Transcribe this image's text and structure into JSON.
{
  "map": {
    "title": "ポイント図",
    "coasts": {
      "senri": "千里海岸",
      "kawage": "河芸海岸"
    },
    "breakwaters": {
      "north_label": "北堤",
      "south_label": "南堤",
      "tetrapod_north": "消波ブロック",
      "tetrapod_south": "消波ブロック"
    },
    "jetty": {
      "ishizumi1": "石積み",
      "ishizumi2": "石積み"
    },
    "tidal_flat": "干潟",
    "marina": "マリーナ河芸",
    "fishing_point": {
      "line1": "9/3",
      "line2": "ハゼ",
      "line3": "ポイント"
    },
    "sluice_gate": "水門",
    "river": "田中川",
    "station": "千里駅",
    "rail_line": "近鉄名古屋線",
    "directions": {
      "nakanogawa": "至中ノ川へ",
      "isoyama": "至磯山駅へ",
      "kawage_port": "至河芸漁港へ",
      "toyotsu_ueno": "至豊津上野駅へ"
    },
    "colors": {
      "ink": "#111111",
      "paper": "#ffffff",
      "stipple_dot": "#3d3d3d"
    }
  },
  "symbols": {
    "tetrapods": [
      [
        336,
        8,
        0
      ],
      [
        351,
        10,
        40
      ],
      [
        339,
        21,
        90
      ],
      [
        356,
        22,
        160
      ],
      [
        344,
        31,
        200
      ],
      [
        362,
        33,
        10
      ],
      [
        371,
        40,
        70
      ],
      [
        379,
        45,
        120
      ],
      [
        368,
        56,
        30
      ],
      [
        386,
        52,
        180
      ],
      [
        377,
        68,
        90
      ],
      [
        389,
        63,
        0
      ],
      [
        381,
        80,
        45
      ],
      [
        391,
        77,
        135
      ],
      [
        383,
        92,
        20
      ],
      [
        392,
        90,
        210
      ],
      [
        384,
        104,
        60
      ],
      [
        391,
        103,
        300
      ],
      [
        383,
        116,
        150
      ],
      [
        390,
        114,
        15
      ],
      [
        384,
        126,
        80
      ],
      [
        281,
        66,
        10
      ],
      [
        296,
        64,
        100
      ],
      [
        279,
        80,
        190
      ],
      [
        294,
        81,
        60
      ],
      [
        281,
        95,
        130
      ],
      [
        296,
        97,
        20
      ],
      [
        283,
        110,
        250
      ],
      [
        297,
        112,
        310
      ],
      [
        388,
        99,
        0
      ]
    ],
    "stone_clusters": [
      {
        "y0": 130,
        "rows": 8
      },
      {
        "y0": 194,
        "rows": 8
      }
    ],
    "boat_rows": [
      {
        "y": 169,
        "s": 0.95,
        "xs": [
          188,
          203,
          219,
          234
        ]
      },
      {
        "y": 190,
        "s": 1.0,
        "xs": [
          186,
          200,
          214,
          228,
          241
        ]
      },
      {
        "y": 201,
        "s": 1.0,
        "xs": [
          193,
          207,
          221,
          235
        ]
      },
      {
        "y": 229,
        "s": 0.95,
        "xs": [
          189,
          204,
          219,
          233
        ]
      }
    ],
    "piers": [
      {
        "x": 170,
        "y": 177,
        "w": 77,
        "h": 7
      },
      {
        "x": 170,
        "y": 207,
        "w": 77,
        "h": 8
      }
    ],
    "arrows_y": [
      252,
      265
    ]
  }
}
------------------------------------
Goal:
Look through the entries and return every line where "消波ブロック" appears.

Output for this exercise:
      "tetrapod_north": "消波ブロック",
      "tetrapod_south": "消波ブロック"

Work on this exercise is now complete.